● **WORK TO BE COMPLETED**
Search the data below for the word "Expected" and copy each line that holds it.

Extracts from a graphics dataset
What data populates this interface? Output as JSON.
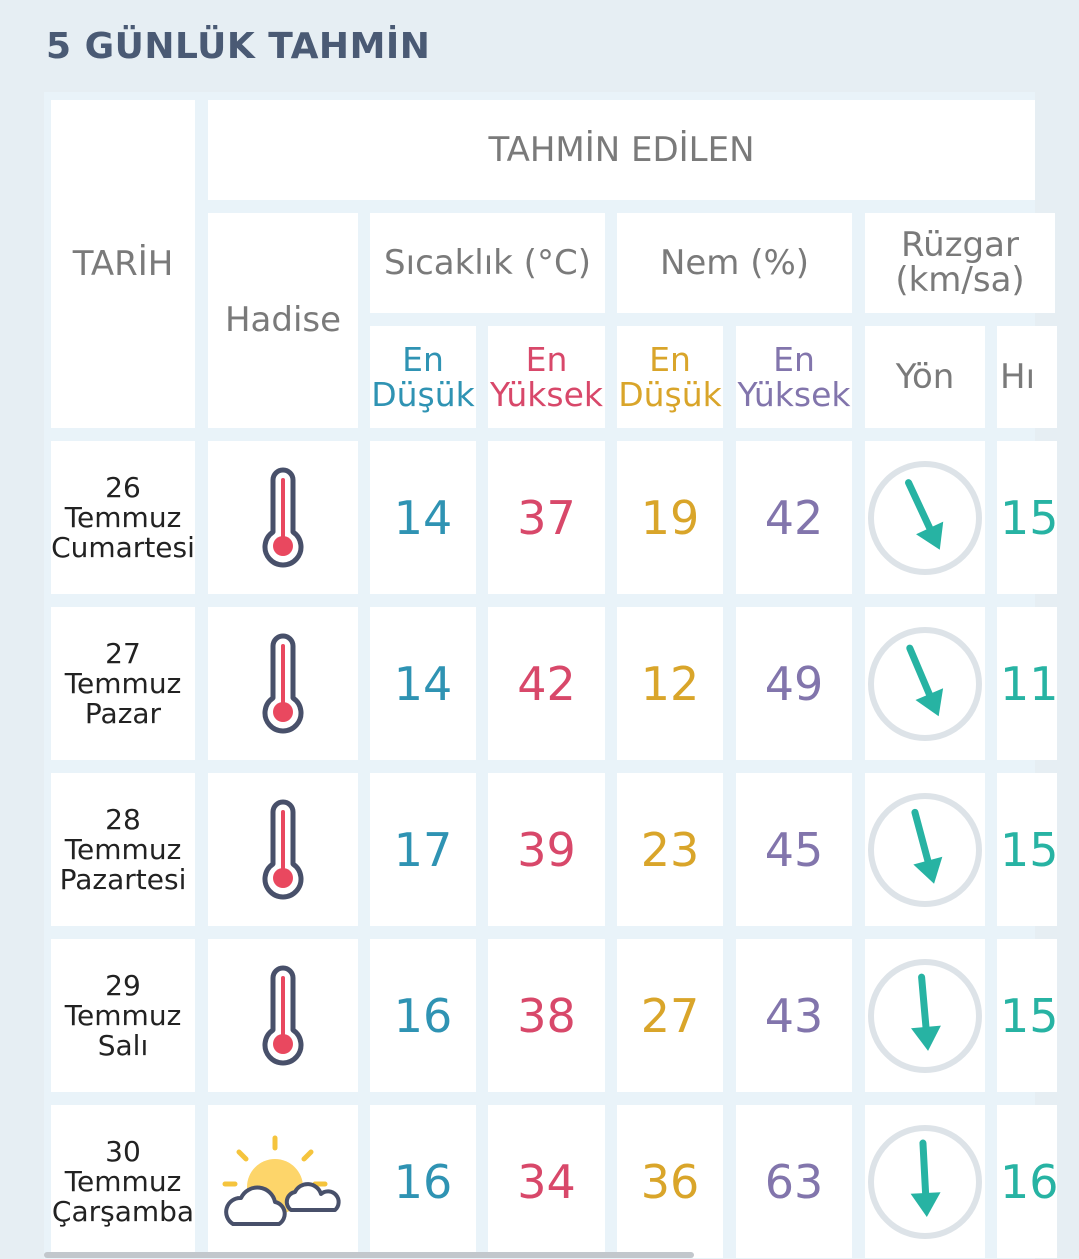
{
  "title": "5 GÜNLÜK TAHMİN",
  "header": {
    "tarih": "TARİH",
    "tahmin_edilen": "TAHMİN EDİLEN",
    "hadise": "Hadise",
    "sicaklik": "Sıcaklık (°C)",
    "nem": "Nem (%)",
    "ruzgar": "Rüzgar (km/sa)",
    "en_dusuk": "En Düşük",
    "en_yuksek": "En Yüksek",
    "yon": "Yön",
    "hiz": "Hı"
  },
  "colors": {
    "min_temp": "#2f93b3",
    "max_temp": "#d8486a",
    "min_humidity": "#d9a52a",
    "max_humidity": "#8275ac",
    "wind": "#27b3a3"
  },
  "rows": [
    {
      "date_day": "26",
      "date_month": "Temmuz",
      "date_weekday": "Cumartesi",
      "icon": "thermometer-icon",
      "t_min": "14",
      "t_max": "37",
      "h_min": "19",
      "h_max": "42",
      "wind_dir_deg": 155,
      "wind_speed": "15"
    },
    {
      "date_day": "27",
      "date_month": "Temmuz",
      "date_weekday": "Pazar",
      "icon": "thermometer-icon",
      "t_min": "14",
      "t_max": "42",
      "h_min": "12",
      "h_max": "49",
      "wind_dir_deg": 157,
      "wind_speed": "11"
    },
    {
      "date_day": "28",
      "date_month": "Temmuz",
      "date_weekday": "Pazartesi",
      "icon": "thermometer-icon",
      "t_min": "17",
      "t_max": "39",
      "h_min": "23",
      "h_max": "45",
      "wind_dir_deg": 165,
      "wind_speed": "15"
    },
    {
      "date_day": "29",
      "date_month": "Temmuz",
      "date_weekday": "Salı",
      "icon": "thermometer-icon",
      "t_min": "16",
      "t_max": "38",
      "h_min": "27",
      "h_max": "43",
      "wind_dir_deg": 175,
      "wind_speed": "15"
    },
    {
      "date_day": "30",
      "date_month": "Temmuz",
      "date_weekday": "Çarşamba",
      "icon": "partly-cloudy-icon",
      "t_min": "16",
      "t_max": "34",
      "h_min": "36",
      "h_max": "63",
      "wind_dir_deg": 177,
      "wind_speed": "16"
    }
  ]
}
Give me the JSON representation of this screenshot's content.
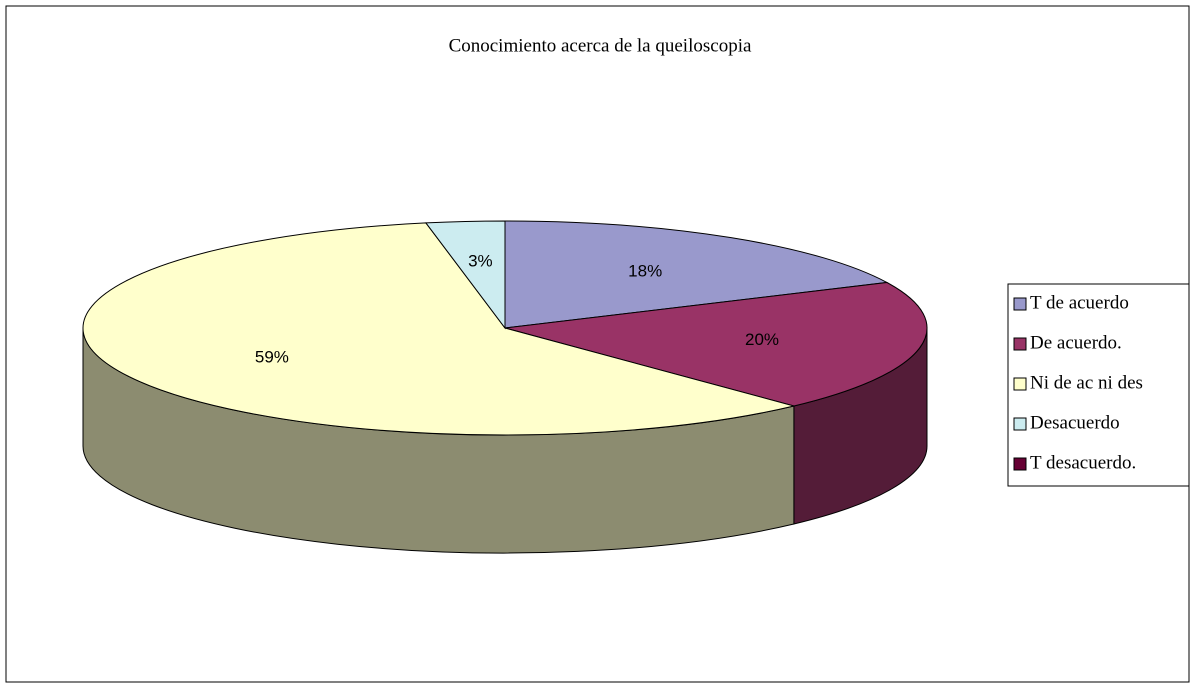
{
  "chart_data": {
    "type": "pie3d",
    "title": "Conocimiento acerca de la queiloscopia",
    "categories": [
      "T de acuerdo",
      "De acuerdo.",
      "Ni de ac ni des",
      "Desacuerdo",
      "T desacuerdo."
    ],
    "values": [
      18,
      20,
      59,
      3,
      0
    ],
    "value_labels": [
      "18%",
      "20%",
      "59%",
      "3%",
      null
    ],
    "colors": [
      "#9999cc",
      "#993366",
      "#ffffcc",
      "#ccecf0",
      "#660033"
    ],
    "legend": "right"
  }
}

...

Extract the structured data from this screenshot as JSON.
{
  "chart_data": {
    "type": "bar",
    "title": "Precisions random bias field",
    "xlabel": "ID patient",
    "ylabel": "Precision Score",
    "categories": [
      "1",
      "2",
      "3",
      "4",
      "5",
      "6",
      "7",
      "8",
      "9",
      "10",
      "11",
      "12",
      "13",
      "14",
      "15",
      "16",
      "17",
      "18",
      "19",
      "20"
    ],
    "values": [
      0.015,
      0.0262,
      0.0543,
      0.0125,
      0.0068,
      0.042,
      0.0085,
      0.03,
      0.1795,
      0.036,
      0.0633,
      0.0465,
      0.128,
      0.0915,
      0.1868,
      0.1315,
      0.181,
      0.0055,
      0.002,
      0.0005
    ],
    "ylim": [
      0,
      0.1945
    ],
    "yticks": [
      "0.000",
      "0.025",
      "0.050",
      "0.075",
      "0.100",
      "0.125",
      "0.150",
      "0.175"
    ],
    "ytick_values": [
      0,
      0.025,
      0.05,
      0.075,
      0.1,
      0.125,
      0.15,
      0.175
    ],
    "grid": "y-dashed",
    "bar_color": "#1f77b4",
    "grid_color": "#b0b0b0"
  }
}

--

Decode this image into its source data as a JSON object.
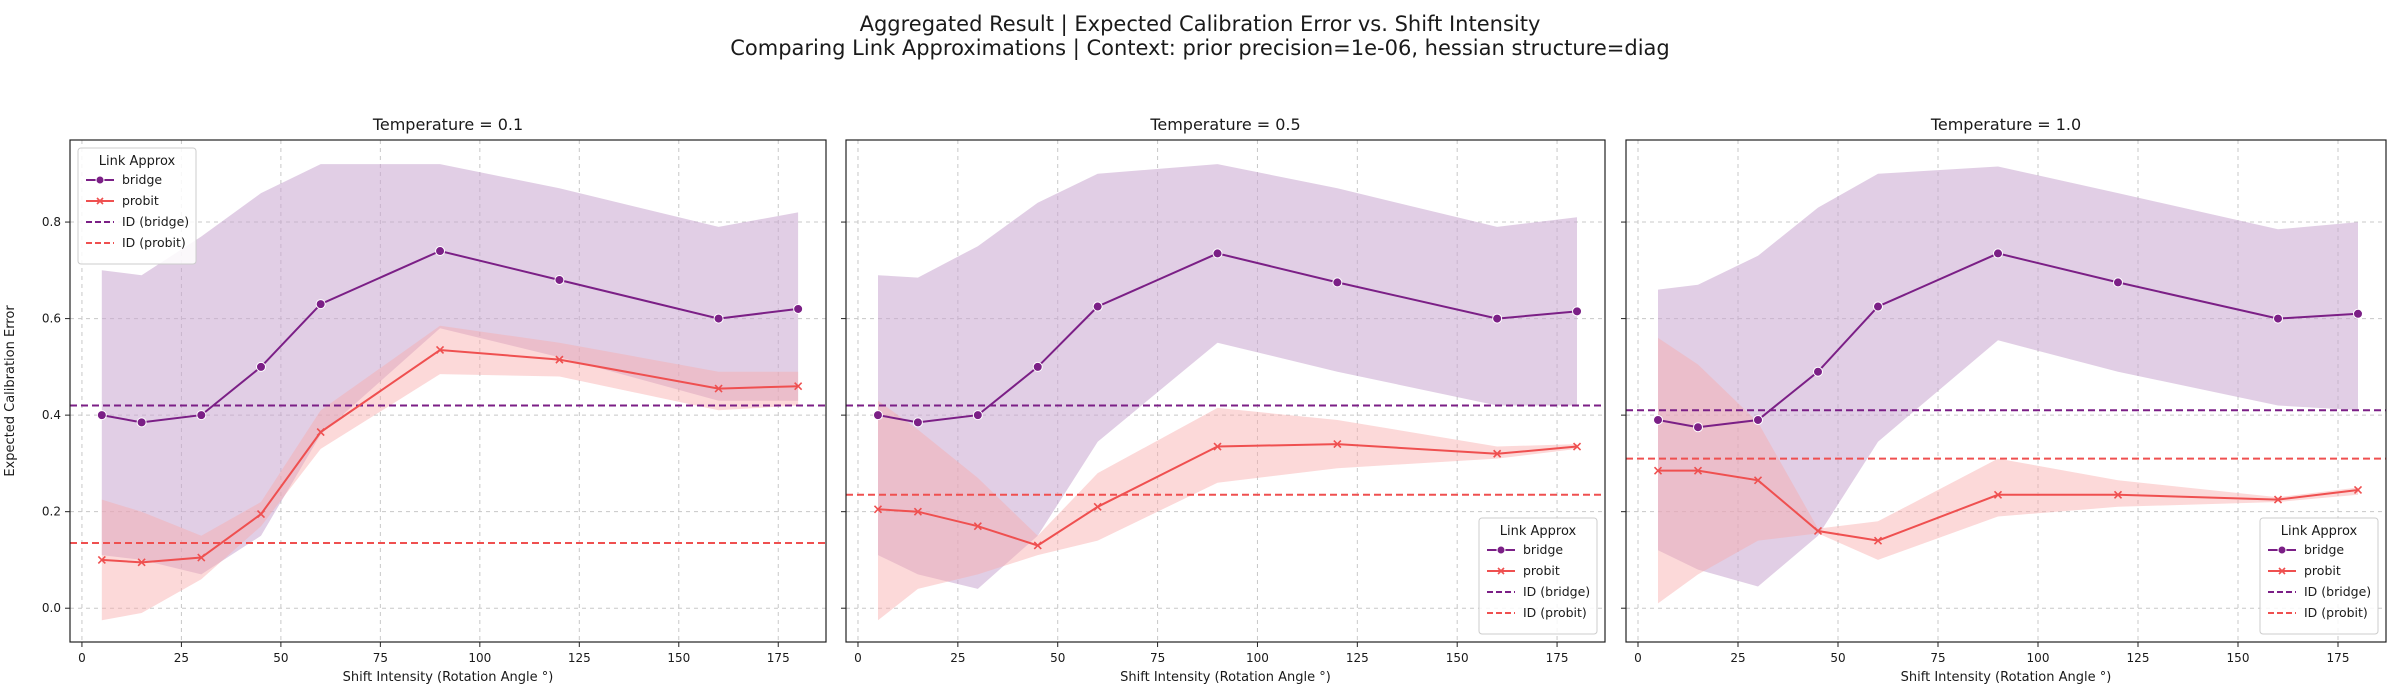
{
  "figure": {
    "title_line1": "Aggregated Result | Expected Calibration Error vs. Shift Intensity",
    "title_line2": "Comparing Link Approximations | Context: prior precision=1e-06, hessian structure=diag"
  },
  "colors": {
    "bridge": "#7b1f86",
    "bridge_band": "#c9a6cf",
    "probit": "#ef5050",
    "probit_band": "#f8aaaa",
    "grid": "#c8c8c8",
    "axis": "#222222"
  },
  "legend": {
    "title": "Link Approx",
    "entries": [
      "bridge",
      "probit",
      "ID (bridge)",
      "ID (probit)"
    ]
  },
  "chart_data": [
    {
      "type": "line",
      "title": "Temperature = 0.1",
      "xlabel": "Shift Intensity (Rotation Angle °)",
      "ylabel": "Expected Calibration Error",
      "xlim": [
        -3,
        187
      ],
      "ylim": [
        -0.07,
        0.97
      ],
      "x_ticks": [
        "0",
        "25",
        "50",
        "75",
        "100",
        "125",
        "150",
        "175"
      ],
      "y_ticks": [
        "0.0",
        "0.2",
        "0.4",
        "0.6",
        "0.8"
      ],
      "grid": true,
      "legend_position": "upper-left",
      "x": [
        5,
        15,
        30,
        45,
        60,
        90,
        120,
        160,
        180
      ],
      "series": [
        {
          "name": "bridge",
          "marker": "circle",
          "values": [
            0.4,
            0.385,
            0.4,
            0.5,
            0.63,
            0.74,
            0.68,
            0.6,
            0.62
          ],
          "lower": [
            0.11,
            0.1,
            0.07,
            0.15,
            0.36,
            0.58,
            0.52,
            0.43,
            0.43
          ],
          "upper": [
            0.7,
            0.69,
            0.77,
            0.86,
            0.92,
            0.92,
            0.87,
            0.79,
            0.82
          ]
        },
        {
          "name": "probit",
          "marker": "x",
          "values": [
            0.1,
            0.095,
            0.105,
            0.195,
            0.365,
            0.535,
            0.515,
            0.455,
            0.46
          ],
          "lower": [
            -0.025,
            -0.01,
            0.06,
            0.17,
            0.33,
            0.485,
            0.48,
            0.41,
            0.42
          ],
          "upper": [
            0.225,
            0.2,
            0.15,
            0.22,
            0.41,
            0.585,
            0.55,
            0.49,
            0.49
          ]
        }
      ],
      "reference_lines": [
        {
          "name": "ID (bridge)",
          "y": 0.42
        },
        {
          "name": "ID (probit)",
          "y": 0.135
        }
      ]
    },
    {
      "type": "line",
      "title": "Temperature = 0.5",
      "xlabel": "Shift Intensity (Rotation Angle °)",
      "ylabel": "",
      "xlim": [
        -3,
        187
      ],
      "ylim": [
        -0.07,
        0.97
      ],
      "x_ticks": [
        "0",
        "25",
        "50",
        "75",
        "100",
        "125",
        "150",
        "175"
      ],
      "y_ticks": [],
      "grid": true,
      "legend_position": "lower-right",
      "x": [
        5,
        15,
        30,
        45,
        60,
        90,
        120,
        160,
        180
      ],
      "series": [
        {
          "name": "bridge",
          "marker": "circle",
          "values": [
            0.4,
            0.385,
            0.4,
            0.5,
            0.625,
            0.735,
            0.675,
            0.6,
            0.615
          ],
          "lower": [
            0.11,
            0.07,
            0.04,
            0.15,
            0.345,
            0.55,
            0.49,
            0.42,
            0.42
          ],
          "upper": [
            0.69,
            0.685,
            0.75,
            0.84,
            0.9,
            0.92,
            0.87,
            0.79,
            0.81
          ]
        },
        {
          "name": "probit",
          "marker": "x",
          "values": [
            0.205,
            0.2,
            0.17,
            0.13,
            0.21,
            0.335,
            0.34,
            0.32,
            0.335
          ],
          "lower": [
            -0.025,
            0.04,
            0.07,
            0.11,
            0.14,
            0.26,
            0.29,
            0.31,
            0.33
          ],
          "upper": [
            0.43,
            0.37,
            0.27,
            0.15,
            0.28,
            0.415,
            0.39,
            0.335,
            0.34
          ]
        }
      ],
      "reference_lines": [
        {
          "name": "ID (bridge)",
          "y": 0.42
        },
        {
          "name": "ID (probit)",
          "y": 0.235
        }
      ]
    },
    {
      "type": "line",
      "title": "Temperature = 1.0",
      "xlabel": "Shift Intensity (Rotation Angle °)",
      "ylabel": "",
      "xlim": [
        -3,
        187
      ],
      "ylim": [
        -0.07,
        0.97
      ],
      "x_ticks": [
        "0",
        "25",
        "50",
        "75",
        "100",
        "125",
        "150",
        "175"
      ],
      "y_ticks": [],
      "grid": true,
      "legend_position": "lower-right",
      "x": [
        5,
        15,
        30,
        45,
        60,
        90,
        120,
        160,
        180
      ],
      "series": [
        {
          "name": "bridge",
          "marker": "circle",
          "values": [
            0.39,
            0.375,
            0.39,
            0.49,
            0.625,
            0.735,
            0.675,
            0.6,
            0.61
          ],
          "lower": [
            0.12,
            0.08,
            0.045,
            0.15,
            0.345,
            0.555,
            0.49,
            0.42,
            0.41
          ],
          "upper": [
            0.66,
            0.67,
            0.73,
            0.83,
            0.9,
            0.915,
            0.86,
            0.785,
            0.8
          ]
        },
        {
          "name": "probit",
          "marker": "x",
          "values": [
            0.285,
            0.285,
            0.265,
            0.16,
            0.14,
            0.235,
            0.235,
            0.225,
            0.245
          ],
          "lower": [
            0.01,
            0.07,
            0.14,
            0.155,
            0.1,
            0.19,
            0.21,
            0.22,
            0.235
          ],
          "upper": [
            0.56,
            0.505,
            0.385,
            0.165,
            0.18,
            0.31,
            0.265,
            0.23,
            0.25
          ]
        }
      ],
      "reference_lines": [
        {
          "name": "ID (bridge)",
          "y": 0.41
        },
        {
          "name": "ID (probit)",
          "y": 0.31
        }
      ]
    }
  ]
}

● **EXERCISE OUTPUT**
    "title_line1": "Aggregated Result | Expected Calibration Error vs. Shift Intensity",
      "ylabel": "Expected Calibration Error",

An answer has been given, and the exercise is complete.